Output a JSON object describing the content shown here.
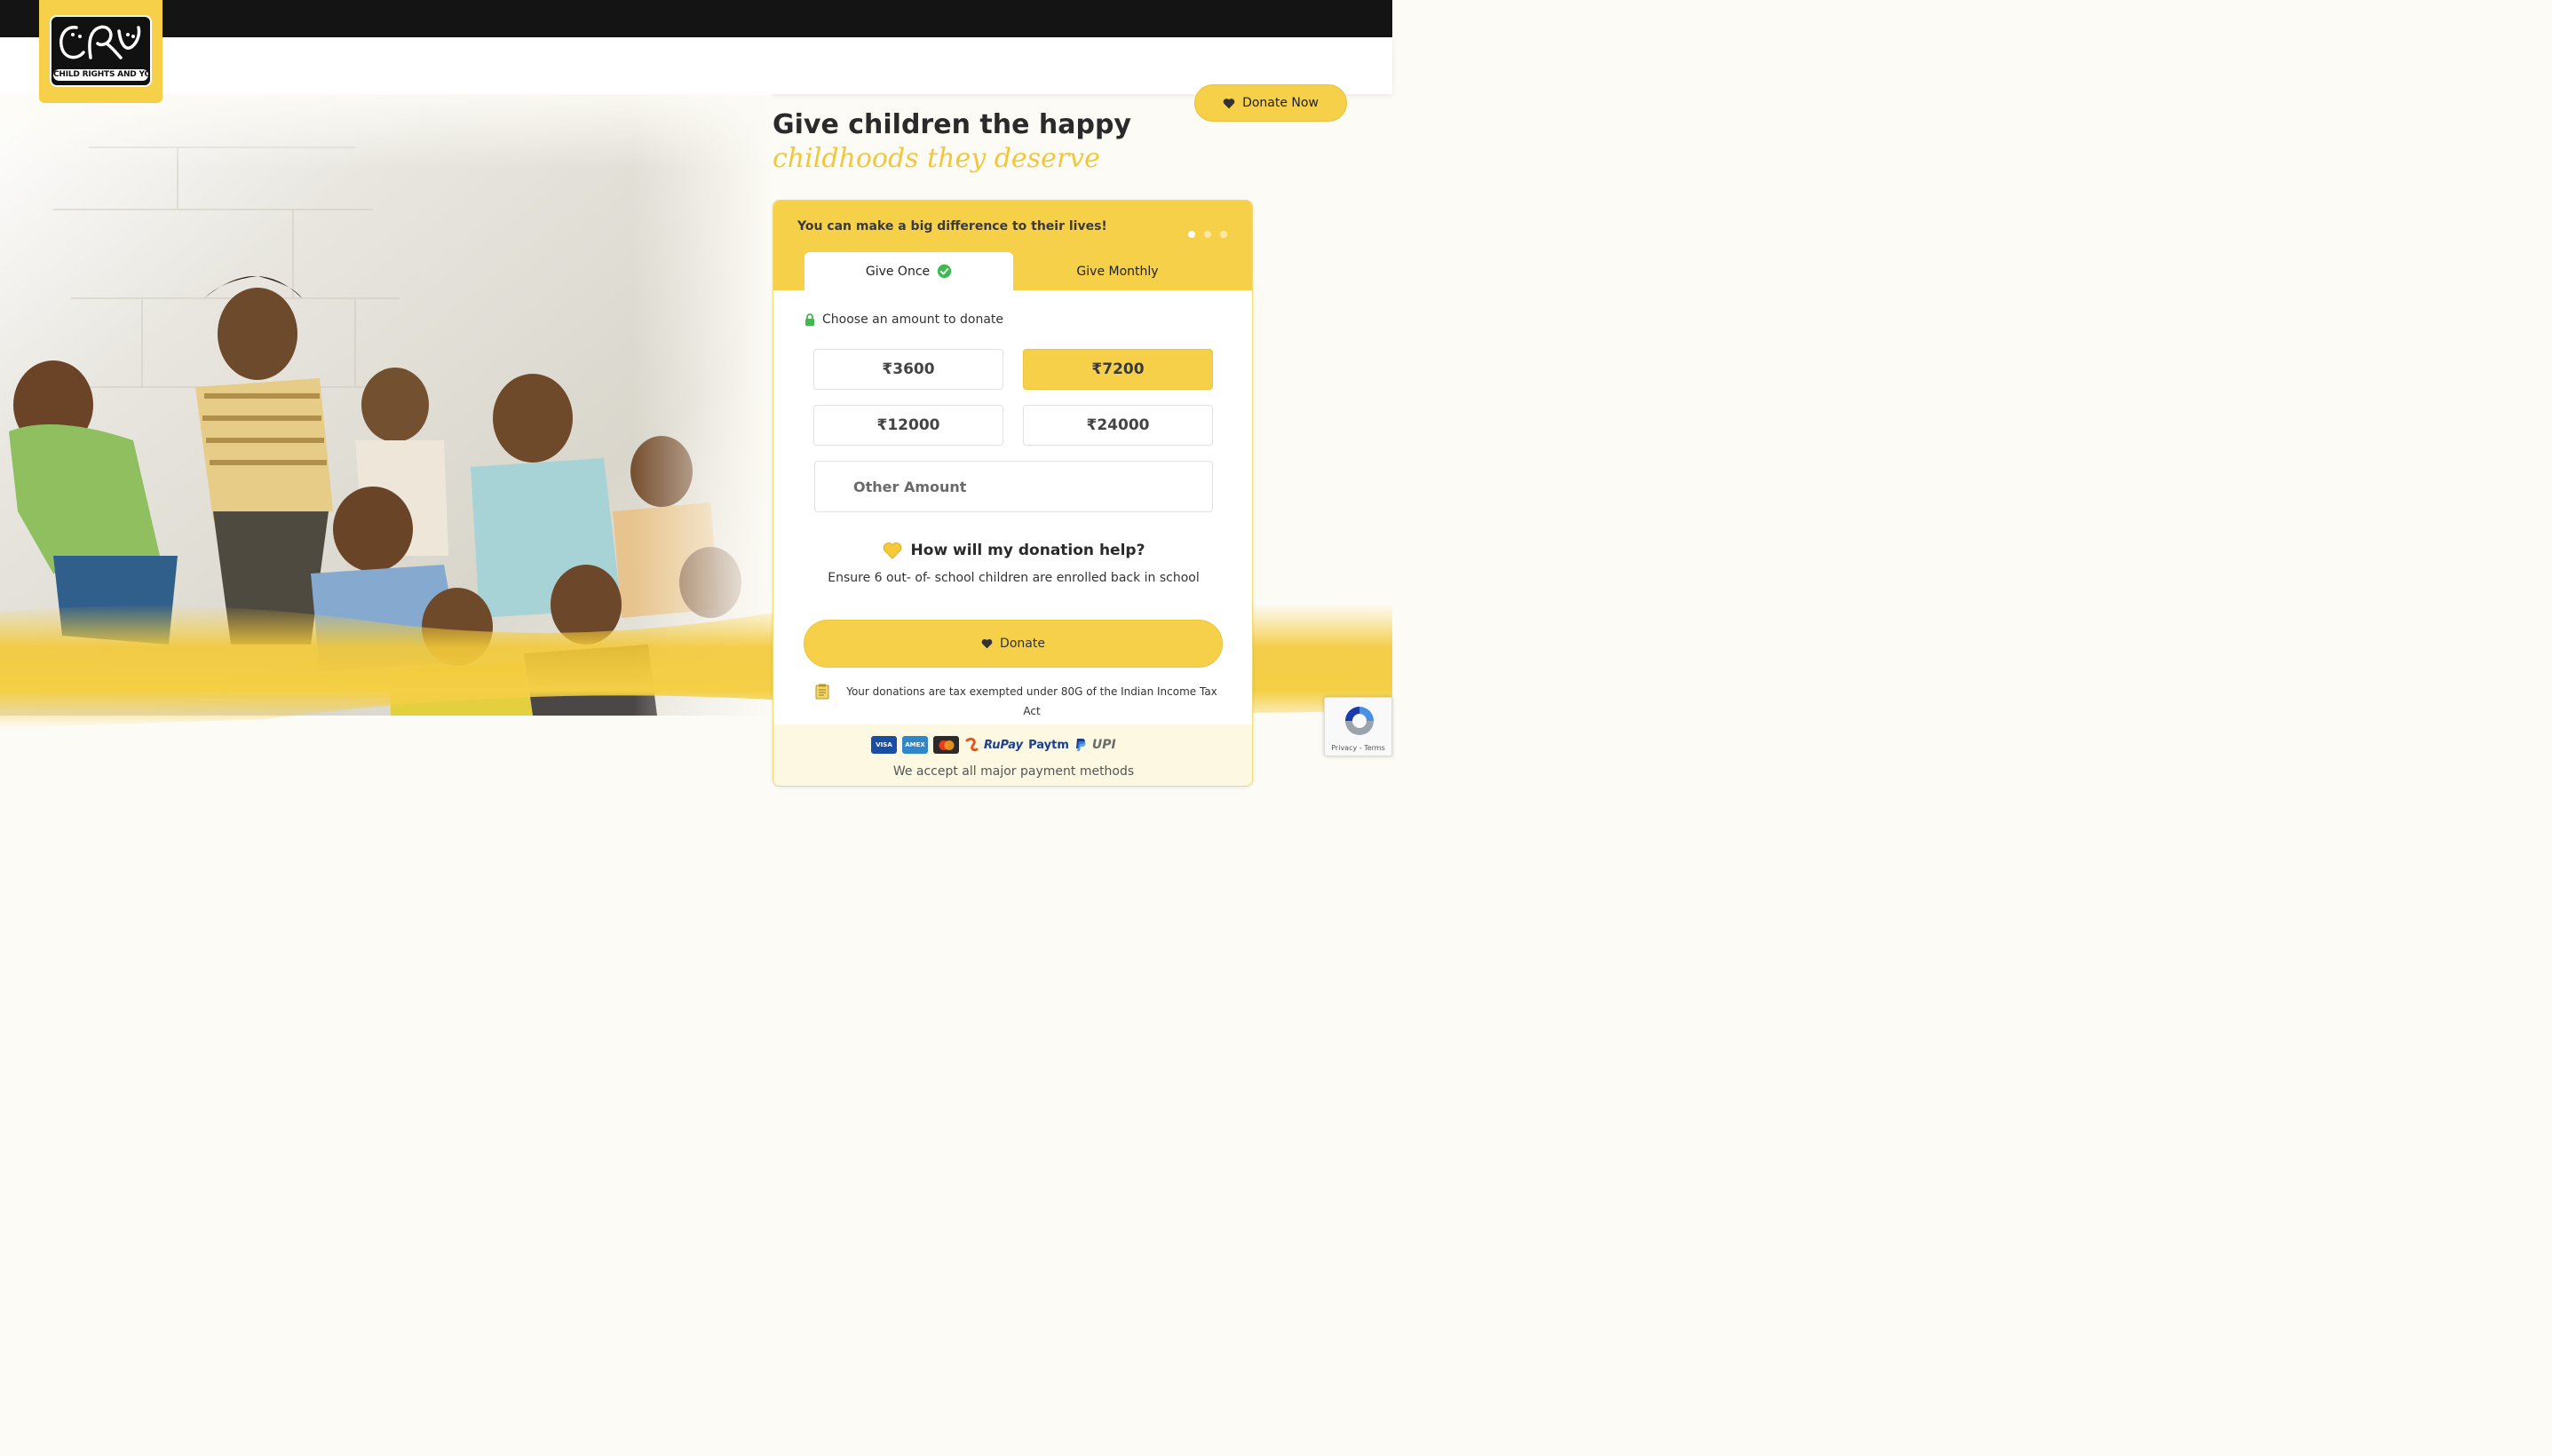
{
  "brand": {
    "logo_text": "CHILD RIGHTS AND YOU",
    "accent_color": "#f7d04a",
    "topbar_color": "#141414"
  },
  "header": {
    "donate_now_label": "Donate Now",
    "donate_now_icon": "heart-icon"
  },
  "hero": {
    "headline_main": "Give children the happy",
    "headline_accent": "childhoods they deserve"
  },
  "donation_card": {
    "tagline": "You can make a big difference to their lives!",
    "carousel_dots": 3,
    "carousel_active_index": 0,
    "tabs": [
      {
        "label": "Give Once",
        "selected": true,
        "icon": "check-circle-icon"
      },
      {
        "label": "Give Monthly",
        "selected": false
      }
    ],
    "choose_label": "Choose an amount to donate",
    "choose_icon": "lock-icon",
    "amounts": [
      {
        "label": "₹3600",
        "selected": false
      },
      {
        "label": "₹7200",
        "selected": true
      },
      {
        "label": "₹12000",
        "selected": false
      },
      {
        "label": "₹24000",
        "selected": false
      }
    ],
    "other_amount_placeholder": "Other Amount",
    "impact_title": "How will my donation help?",
    "impact_icon": "yellow-heart-icon",
    "impact_text": "Ensure 6 out- of- school children are enrolled back in school",
    "donate_label": "Donate",
    "tax_note": "Your donations are tax exempted under 80G of the Indian Income Tax Act",
    "tax_icon": "notepad-icon",
    "payment_methods": [
      "VISA",
      "AMEX",
      "Mastercard",
      "RuPay",
      "Paytm",
      "PayPal",
      "UPI"
    ],
    "payment_caption": "We accept all major payment methods"
  },
  "recaptcha": {
    "label": "Privacy - Terms"
  }
}
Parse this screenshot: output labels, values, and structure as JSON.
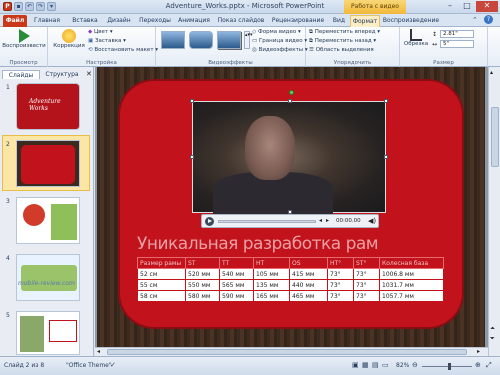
{
  "colors": {
    "accent": "#c2121b",
    "file_tab": "#c8381a",
    "context_header": "#f1b93a"
  },
  "titlebar": {
    "title": "Adventure_Works.pptx - Microsoft PowerPoint",
    "context_header": "Работа с видео",
    "logo": "P"
  },
  "tabs": [
    {
      "label": "Файл"
    },
    {
      "label": "Главная"
    },
    {
      "label": "Вставка"
    },
    {
      "label": "Дизайн"
    },
    {
      "label": "Переходы"
    },
    {
      "label": "Анимация"
    },
    {
      "label": "Показ слайдов"
    },
    {
      "label": "Рецензирование"
    },
    {
      "label": "Вид"
    },
    {
      "label": "Формат"
    },
    {
      "label": "Воспроизведение"
    }
  ],
  "ribbon": {
    "preview": {
      "button": "Воспроизвести",
      "group": "Просмотр"
    },
    "settings": {
      "correction": "Коррекция",
      "color": "Цвет",
      "poster": "Заставка",
      "reset": "Восстановить макет",
      "group": "Настройка"
    },
    "styles": {
      "group": "Видеоэффекты",
      "shape": "Форма видео",
      "border": "Граница видео",
      "effects": "Видеоэффекты"
    },
    "arrange": {
      "forward": "Переместить вперед",
      "backward": "Переместить назад",
      "selection": "Область выделения",
      "group": "Упорядочить"
    },
    "size": {
      "crop": "Обрезка",
      "height": "2.81\"",
      "width": "5\"",
      "group": "Размер"
    }
  },
  "panel": {
    "tab_slides": "Слайды",
    "tab_outline": "Структура",
    "slides": [
      {
        "num": "1"
      },
      {
        "num": "2"
      },
      {
        "num": "3"
      },
      {
        "num": "4"
      },
      {
        "num": "5"
      }
    ],
    "thumb1_title": "Adventure Works",
    "watermark": "mobile-review.com"
  },
  "slide": {
    "headline": "Уникальная разработка рам",
    "player_time": "00:00.00",
    "table": {
      "headers": [
        "Размер рамы",
        "ST",
        "TT",
        "HT",
        "OS",
        "HT°",
        "ST°",
        "Колесная база"
      ],
      "rows": [
        [
          "52 см",
          "520 мм",
          "540 мм",
          "105 мм",
          "415 мм",
          "73°",
          "73°",
          "1006.8 мм"
        ],
        [
          "55 см",
          "550 мм",
          "565 мм",
          "135 мм",
          "440 мм",
          "73°",
          "73°",
          "1031.7 мм"
        ],
        [
          "58 см",
          "580 мм",
          "590 мм",
          "165 мм",
          "465 мм",
          "73°",
          "73°",
          "1057.7 мм"
        ]
      ]
    }
  },
  "statusbar": {
    "slide_info": "Слайд 2 из 8",
    "theme": "\"Office Theme\"",
    "zoom": "82%"
  }
}
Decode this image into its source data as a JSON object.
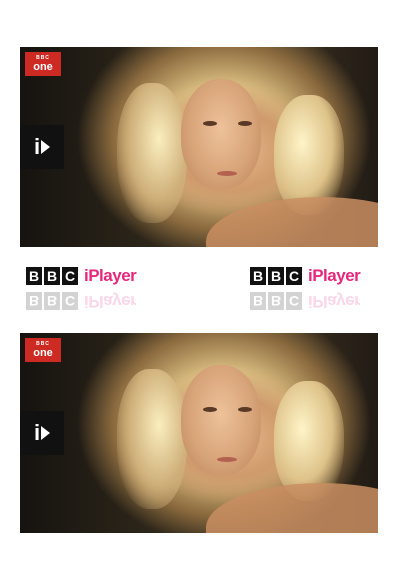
----------
Exercise description:
Images must not appear in the copy; reproduce everything else in the records verbatim.

Task answer:
Output a JSON object describing the content shown here.
{
  "brand": {
    "logo_text": "CHILD RIGHTS AND YOU",
    "accent_color": "#f7d04a",
    "topbar_color": "#141414"
  },
  "header": {
    "donate_now_label": "Donate Now",
    "donate_now_icon": "heart-icon"
  },
  "hero": {
    "headline_main": "Give children the happy",
    "headline_accent": "childhoods they deserve"
  },
  "donation_card": {
    "tagline": "You can make a big difference to their lives!",
    "carousel_dots": 3,
    "carousel_active_index": 0,
    "tabs": [
      {
        "label": "Give Once",
        "selected": true,
        "icon": "check-circle-icon"
      },
      {
        "label": "Give Monthly",
        "selected": false
      }
    ],
    "choose_label": "Choose an amount to donate",
    "choose_icon": "lock-icon",
    "amounts": [
      {
        "label": "₹3600",
        "selected": false
      },
      {
        "label": "₹7200",
        "selected": true
      },
      {
        "label": "₹12000",
        "selected": false
      },
      {
        "label": "₹24000",
        "selected": false
      }
    ],
    "other_amount_placeholder": "Other Amount",
    "impact_title": "How will my donation help?",
    "impact_icon": "yellow-heart-icon",
    "impact_text": "Ensure 6 out- of- school children are enrolled back in school",
    "donate_label": "Donate",
    "tax_note": "Your donations are tax exempted under 80G of the Indian Income Tax Act",
    "tax_icon": "notepad-icon",
    "payment_methods": [
      "VISA",
      "AMEX",
      "Mastercard",
      "RuPay",
      "Paytm",
      "PayPal",
      "UPI"
    ],
    "payment_caption": "We accept all major payment methods"
  },
  "recaptcha": {
    "label": "Privacy - Terms"
  }
}
Parse this screenshot: output labels, values, and structure as JSON.
{
  "colors": {
    "accent": "#c2121b",
    "file_tab": "#c8381a",
    "context_header": "#f1b93a"
  },
  "titlebar": {
    "title": "Adventure_Works.pptx - Microsoft PowerPoint",
    "context_header": "Работа с видео",
    "logo": "P"
  },
  "tabs": [
    {
      "label": "Файл"
    },
    {
      "label": "Главная"
    },
    {
      "label": "Вставка"
    },
    {
      "label": "Дизайн"
    },
    {
      "label": "Переходы"
    },
    {
      "label": "Анимация"
    },
    {
      "label": "Показ слайдов"
    },
    {
      "label": "Рецензирование"
    },
    {
      "label": "Вид"
    },
    {
      "label": "Формат"
    },
    {
      "label": "Воспроизведение"
    }
  ],
  "ribbon": {
    "preview": {
      "button": "Воспроизвести",
      "group": "Просмотр"
    },
    "settings": {
      "correction": "Коррекция",
      "color": "Цвет",
      "poster": "Заставка",
      "reset": "Восстановить макет",
      "group": "Настройка"
    },
    "styles": {
      "group": "Видеоэффекты",
      "shape": "Форма видео",
      "border": "Граница видео",
      "effects": "Видеоэффекты"
    },
    "arrange": {
      "forward": "Переместить вперед",
      "backward": "Переместить назад",
      "selection": "Область выделения",
      "group": "Упорядочить"
    },
    "size": {
      "crop": "Обрезка",
      "height": "2.81\"",
      "width": "5\"",
      "group": "Размер"
    }
  },
  "panel": {
    "tab_slides": "Слайды",
    "tab_outline": "Структура",
    "slides": [
      {
        "num": "1"
      },
      {
        "num": "2"
      },
      {
        "num": "3"
      },
      {
        "num": "4"
      },
      {
        "num": "5"
      }
    ],
    "thumb1_title": "Adventure Works",
    "watermark": "mobile-review.com"
  },
  "slide": {
    "headline": "Уникальная разработка рам",
    "player_time": "00:00.00",
    "table": {
      "headers": [
        "Размер рамы",
        "ST",
        "TT",
        "HT",
        "OS",
        "HT°",
        "ST°",
        "Колесная база"
      ],
      "rows": [
        [
          "52 см",
          "520 мм",
          "540 мм",
          "105 мм",
          "415 мм",
          "73°",
          "73°",
          "1006.8 мм"
        ],
        [
          "55 см",
          "550 мм",
          "565 мм",
          "135 мм",
          "440 мм",
          "73°",
          "73°",
          "1031.7 мм"
        ],
        [
          "58 см",
          "580 мм",
          "590 мм",
          "165 мм",
          "465 мм",
          "73°",
          "73°",
          "1057.7 мм"
        ]
      ]
    }
  },
  "statusbar": {
    "slide_info": "Слайд 2 из 8",
    "theme": "\"Office Theme\"",
    "zoom": "82%"
  }
}
Decode this image into its source data as a JSON object.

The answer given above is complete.